◆ SHORT TASK:
Convert the items below into a numbered list, omitting any blank lines, starting with the line that contains "heatmap-cell xyxy=(856,135,862,141)" and continuing through the line that contains "y-tick-label: 2000 xyxy=(2,520,34,535)". Include only those lines.

◆ EXERCISE MATERIAL:
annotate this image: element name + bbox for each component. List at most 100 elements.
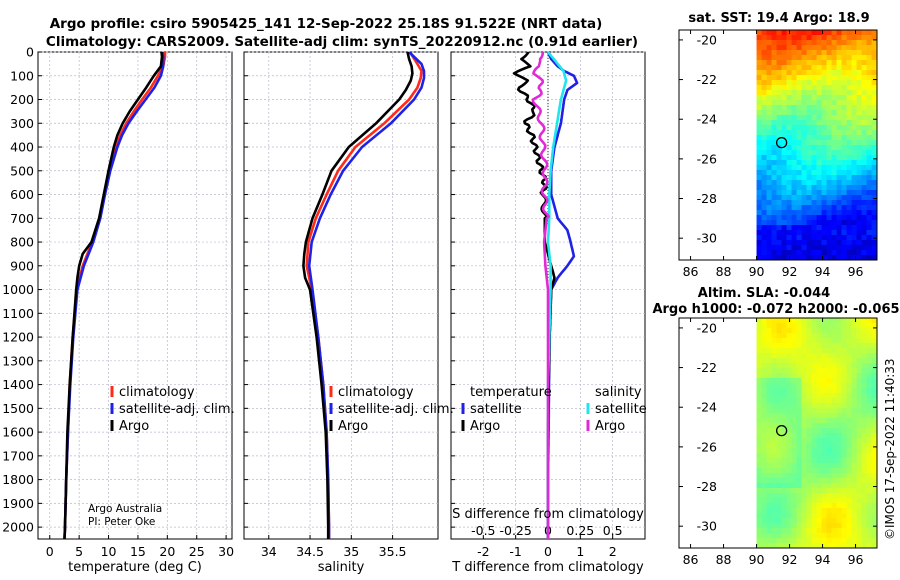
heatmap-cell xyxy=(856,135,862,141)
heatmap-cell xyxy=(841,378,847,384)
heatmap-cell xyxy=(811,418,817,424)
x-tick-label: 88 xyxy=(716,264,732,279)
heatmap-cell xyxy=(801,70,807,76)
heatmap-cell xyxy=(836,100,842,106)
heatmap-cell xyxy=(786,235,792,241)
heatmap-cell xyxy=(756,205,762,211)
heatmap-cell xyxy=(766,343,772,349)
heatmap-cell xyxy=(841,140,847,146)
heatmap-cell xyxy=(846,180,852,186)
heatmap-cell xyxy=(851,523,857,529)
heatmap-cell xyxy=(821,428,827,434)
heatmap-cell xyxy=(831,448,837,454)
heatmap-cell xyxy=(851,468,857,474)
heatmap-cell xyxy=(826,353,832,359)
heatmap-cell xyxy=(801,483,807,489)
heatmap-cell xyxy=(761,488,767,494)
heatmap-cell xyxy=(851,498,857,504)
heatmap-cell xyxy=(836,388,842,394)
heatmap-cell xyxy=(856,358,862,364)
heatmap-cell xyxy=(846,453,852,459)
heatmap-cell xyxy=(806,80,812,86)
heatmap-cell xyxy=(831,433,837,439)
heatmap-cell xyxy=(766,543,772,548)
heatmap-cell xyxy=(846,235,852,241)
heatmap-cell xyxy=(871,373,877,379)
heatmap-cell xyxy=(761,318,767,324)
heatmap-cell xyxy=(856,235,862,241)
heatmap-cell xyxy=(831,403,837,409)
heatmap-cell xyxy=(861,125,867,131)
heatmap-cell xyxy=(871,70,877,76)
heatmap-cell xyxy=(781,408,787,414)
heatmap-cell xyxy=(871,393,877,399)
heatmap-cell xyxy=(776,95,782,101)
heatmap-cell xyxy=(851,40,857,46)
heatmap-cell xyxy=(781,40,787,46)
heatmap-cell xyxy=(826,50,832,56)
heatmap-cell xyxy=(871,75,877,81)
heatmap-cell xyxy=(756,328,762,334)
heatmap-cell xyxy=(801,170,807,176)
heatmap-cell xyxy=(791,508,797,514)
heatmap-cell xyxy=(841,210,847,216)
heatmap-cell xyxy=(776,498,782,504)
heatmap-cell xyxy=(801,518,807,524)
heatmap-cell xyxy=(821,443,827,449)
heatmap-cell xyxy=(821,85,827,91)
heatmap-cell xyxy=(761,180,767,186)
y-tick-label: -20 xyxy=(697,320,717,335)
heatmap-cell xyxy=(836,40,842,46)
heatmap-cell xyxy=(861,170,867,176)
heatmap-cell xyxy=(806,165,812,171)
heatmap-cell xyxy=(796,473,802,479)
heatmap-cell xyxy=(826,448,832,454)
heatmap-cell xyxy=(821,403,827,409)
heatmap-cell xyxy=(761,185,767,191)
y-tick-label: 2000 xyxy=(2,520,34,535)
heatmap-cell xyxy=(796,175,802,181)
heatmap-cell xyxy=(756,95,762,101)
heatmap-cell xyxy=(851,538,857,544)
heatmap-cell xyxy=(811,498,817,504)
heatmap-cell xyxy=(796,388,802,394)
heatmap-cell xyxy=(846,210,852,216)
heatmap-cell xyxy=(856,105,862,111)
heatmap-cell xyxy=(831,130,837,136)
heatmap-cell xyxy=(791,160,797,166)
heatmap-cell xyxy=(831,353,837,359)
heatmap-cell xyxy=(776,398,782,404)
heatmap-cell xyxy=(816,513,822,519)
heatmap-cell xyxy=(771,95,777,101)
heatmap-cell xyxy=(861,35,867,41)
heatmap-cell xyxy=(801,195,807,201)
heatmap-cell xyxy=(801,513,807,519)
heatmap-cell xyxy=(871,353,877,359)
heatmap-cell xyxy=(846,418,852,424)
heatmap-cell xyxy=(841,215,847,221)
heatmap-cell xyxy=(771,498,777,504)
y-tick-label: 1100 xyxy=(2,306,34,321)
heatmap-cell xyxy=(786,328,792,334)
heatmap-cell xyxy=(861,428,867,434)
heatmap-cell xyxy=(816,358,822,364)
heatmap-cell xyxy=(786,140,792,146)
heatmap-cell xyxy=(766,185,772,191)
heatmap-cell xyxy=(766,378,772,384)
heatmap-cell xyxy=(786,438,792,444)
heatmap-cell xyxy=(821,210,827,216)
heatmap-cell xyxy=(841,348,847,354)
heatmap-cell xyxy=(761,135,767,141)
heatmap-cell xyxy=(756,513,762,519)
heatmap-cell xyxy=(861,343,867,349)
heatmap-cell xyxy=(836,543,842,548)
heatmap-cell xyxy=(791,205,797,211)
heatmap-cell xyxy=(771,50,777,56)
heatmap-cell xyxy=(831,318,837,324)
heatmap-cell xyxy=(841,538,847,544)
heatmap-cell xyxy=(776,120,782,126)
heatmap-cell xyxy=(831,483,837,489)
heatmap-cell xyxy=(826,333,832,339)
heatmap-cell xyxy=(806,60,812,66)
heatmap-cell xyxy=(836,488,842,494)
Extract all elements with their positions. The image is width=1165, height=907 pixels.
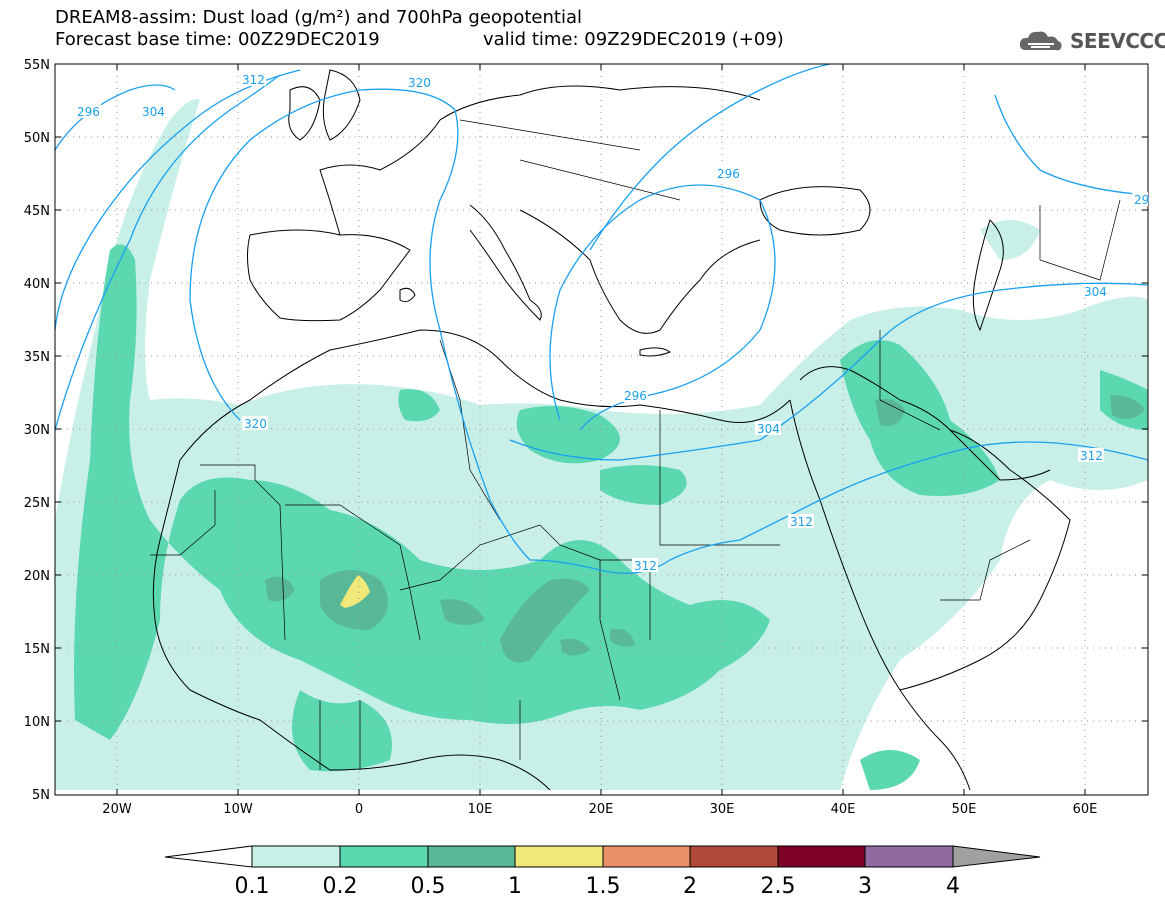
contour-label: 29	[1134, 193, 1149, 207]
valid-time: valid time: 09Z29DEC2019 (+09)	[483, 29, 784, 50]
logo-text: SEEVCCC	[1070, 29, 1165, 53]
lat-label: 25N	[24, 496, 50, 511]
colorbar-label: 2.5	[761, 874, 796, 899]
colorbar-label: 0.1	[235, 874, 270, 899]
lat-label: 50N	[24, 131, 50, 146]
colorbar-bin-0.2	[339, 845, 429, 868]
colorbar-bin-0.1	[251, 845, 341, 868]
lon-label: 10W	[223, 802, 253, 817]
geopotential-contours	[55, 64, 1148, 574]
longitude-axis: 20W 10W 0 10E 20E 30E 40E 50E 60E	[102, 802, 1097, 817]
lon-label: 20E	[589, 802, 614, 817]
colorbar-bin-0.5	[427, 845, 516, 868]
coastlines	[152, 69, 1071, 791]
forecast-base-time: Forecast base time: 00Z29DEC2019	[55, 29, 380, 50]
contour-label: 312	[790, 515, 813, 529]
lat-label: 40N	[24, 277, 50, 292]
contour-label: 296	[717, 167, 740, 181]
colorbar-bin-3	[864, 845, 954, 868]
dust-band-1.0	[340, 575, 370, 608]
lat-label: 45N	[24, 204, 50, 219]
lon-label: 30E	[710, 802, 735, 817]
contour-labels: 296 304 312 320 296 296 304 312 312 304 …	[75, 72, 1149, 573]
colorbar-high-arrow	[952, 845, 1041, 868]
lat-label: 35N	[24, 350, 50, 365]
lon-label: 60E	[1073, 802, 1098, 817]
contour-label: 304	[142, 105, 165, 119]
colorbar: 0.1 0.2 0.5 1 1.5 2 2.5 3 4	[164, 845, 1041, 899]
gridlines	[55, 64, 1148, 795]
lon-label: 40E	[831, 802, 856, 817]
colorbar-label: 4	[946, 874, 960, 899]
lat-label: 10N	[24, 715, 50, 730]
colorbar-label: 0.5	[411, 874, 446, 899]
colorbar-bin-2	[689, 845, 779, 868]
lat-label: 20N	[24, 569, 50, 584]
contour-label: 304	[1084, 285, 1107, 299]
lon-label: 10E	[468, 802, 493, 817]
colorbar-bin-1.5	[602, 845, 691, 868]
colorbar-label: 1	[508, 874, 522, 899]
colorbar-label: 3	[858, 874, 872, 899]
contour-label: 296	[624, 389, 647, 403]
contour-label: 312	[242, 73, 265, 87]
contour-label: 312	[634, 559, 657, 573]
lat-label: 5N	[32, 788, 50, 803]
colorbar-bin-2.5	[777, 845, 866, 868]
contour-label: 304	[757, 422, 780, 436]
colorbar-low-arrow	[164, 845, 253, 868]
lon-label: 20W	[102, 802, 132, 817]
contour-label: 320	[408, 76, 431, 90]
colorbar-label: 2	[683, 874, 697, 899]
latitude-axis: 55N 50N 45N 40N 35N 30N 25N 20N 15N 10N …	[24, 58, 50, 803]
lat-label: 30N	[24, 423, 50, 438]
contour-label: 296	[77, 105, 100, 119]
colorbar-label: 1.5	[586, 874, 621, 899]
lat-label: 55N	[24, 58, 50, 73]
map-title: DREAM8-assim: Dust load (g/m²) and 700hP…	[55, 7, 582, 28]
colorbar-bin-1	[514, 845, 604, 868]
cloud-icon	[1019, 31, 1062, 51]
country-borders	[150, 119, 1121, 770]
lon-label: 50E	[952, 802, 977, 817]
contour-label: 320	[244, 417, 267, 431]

◆ RESPONSE TO THE TASK:
1. heatmap-cell xyxy=(856,135,862,141)
2. heatmap-cell xyxy=(841,378,847,384)
3. heatmap-cell xyxy=(811,418,817,424)
4. x-tick-label: 88 xyxy=(716,264,732,279)
5. heatmap-cell xyxy=(801,70,807,76)
6. heatmap-cell xyxy=(836,100,842,106)
7. heatmap-cell xyxy=(786,235,792,241)
8. heatmap-cell xyxy=(756,205,762,211)
9. heatmap-cell xyxy=(766,343,772,349)
10. heatmap-cell xyxy=(841,140,847,146)
11. heatmap-cell xyxy=(846,180,852,186)
12. heatmap-cell xyxy=(851,523,857,529)
13. heatmap-cell xyxy=(821,428,827,434)
14. heatmap-cell xyxy=(831,448,837,454)
15. heatmap-cell xyxy=(851,468,857,474)
16. heatmap-cell xyxy=(826,353,832,359)
17. heatmap-cell xyxy=(801,483,807,489)
18. heatmap-cell xyxy=(761,488,767,494)
19. heatmap-cell xyxy=(851,498,857,504)
20. heatmap-cell xyxy=(836,388,842,394)
21. heatmap-cell xyxy=(856,358,862,364)
22. heatmap-cell xyxy=(846,453,852,459)
23. heatmap-cell xyxy=(806,80,812,86)
24. heatmap-cell xyxy=(831,433,837,439)
25. heatmap-cell xyxy=(766,543,772,548)
26. heatmap-cell xyxy=(846,235,852,241)
27. heatmap-cell xyxy=(871,373,877,379)
28. heatmap-cell xyxy=(761,318,767,324)
29. heatmap-cell xyxy=(856,235,862,241)
30. heatmap-cell xyxy=(831,403,837,409)
31. heatmap-cell xyxy=(861,125,867,131)
32. heatmap-cell xyxy=(871,70,877,76)
33. heatmap-cell xyxy=(781,408,787,414)
34. heatmap-cell xyxy=(871,393,877,399)
35. heatmap-cell xyxy=(776,95,782,101)
36. heatmap-cell xyxy=(851,40,857,46)
37. heatmap-cell xyxy=(781,40,787,46)
38. heatmap-cell xyxy=(826,50,832,56)
39. heatmap-cell xyxy=(871,75,877,81)
40. heatmap-cell xyxy=(756,328,762,334)
41. heatmap-cell xyxy=(801,170,807,176)
42. heatmap-cell xyxy=(791,508,797,514)
43. heatmap-cell xyxy=(841,210,847,216)
44. heatmap-cell xyxy=(776,498,782,504)
45. heatmap-cell xyxy=(801,518,807,524)
46. heatmap-cell xyxy=(821,443,827,449)
47. heatmap-cell xyxy=(821,85,827,91)
48. heatmap-cell xyxy=(761,180,767,186)
49. y-tick-label: -20 xyxy=(697,320,717,335)
50. heatmap-cell xyxy=(836,40,842,46)
51. heatmap-cell xyxy=(861,170,867,176)
52. heatmap-cell xyxy=(806,165,812,171)
53. heatmap-cell xyxy=(796,473,802,479)
54. heatmap-cell xyxy=(826,448,832,454)
55. heatmap-cell xyxy=(821,403,827,409)
56. heatmap-cell xyxy=(761,185,767,191)
57. y-tick-label: 2000 xyxy=(2,520,34,535)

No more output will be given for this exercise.